__Task prompt__.
In the thread about flying from Oman, copy the stretch from "Does anyone know" through "(Oct 29, 2010)", substituting "Ireland" for "UK".

__Extract to read__.
# flying from oman



## dubgal782 (Feb 21, 2011)

Does anyone know what the implications are of flying from Oman to the UK if you are a UAE resident? What paperwork do you need?


----------



## Moe78 (Oct 29, 2010)

Why would you need paperwork? Like permission from your employer? I know they do that in Qatar but never heard of it in Dubai especially for westerners.


----------



## dubgal782 (Feb 21, 2011)

Moe78 said:


> Why would you need paperwork? Like permission from your employer? I know they do that in Qatar but never heard of it in Dubai especially for westerners.


I don't know Moe, which is why I asked -- they seem to have rules for everything here and I'd hate to get to the airport and discover that a vital document was missing....


----------



## wandabug (Apr 22, 2010)

You don't need anything - very strange question!


----------



## dubgal782 (Feb 21, 2011)

__Provided data__.
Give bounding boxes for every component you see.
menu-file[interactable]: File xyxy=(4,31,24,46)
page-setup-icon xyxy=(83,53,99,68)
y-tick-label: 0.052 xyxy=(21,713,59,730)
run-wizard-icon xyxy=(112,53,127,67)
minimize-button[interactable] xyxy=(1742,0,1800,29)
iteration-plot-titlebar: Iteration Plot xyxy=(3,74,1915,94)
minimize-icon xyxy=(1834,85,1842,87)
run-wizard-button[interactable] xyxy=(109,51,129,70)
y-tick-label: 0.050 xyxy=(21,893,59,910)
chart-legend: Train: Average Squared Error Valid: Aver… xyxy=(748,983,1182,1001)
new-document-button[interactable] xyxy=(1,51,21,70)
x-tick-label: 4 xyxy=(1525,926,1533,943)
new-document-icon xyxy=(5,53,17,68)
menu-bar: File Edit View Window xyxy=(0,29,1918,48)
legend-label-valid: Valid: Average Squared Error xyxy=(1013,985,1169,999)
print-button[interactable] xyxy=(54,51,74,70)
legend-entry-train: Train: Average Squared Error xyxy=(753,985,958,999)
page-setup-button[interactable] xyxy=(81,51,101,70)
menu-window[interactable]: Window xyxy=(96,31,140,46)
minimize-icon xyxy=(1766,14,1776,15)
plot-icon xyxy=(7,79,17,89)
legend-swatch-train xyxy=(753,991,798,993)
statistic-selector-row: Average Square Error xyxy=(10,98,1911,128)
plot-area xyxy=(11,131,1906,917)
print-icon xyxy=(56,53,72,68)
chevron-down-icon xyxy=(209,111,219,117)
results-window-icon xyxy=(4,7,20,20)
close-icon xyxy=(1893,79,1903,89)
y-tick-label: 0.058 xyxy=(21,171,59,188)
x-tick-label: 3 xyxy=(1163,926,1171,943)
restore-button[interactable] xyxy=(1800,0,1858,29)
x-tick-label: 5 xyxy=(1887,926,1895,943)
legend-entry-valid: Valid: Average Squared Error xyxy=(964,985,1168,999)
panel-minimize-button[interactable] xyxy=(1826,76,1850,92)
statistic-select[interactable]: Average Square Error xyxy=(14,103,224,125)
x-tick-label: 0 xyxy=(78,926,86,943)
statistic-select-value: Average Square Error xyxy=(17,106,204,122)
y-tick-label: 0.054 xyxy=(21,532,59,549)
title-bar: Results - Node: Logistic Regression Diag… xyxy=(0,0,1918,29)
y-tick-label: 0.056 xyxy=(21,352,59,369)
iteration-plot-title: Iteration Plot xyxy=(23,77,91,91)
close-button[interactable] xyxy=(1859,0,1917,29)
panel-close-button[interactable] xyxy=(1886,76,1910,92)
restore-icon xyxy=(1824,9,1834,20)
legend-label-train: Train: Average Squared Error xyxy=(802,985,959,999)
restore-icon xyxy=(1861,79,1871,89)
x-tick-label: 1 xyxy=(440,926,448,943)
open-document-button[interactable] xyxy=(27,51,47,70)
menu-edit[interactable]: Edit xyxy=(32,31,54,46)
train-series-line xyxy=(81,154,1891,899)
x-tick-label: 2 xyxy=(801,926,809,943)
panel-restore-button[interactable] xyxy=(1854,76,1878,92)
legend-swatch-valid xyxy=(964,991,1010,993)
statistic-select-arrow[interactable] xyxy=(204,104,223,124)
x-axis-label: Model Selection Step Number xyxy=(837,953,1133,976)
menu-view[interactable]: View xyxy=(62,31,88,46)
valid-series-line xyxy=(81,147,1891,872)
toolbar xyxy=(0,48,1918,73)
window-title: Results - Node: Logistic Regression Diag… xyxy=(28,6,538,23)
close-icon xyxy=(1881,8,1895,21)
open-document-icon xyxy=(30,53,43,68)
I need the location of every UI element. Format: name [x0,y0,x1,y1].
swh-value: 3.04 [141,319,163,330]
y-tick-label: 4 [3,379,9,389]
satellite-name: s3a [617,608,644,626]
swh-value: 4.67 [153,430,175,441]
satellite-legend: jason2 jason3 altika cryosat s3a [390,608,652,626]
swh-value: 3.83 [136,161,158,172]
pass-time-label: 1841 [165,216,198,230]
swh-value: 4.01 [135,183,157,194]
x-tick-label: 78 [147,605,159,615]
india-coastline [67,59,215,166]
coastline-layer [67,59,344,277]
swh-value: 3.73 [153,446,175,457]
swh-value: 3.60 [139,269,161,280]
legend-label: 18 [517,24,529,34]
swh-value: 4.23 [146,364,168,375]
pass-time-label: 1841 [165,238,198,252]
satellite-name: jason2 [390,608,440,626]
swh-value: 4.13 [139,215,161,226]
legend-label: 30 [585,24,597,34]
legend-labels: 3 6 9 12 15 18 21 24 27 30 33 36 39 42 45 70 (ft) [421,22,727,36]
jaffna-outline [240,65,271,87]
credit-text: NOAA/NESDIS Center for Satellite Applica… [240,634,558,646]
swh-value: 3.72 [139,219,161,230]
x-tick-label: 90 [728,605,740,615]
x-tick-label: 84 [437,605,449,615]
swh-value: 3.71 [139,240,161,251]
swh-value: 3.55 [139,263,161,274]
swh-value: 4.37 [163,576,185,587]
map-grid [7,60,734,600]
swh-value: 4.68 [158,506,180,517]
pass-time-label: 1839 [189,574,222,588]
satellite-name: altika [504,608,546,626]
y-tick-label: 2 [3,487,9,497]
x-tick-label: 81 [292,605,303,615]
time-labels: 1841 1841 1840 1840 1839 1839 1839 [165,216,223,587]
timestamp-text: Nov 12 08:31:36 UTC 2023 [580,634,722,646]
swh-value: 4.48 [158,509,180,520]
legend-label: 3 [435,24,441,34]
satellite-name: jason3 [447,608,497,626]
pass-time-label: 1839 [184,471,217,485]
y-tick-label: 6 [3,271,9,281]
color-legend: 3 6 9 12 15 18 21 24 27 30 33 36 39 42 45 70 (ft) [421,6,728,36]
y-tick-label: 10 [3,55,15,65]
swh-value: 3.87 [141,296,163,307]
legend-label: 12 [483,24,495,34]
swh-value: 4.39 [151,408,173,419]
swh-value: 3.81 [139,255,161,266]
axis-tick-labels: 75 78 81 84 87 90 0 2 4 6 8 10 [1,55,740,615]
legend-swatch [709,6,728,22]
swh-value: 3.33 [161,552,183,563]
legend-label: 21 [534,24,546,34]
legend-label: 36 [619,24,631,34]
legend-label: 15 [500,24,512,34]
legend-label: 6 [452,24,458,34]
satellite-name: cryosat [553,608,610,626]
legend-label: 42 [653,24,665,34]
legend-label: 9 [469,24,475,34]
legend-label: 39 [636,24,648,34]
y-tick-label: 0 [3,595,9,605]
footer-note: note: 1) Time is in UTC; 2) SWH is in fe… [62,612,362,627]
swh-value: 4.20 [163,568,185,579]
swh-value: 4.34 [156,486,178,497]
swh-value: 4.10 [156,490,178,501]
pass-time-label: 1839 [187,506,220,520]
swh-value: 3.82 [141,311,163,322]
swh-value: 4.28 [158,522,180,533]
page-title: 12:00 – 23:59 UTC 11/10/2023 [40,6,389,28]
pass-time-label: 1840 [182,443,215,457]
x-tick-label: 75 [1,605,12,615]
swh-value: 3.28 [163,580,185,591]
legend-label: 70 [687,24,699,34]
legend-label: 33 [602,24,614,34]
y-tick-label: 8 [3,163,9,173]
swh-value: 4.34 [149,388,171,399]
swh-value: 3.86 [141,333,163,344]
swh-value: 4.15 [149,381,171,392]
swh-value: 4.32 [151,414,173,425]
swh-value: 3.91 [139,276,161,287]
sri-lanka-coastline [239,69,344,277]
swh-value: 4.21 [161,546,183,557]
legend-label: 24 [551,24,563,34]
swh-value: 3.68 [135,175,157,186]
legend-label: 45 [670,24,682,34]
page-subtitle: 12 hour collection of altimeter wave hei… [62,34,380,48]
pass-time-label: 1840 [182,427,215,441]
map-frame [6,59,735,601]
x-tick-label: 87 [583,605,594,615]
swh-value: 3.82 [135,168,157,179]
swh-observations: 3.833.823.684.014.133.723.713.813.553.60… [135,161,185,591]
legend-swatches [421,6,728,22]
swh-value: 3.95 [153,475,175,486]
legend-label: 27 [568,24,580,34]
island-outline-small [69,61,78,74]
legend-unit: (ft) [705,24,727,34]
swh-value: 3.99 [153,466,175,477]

__Exercise response__.
Does anyone know what the implications are of flying from Oman to the Ireland if you are a UAE resident? What paperwork do you need?


----------



## Moe78 (Oct 29, 2010)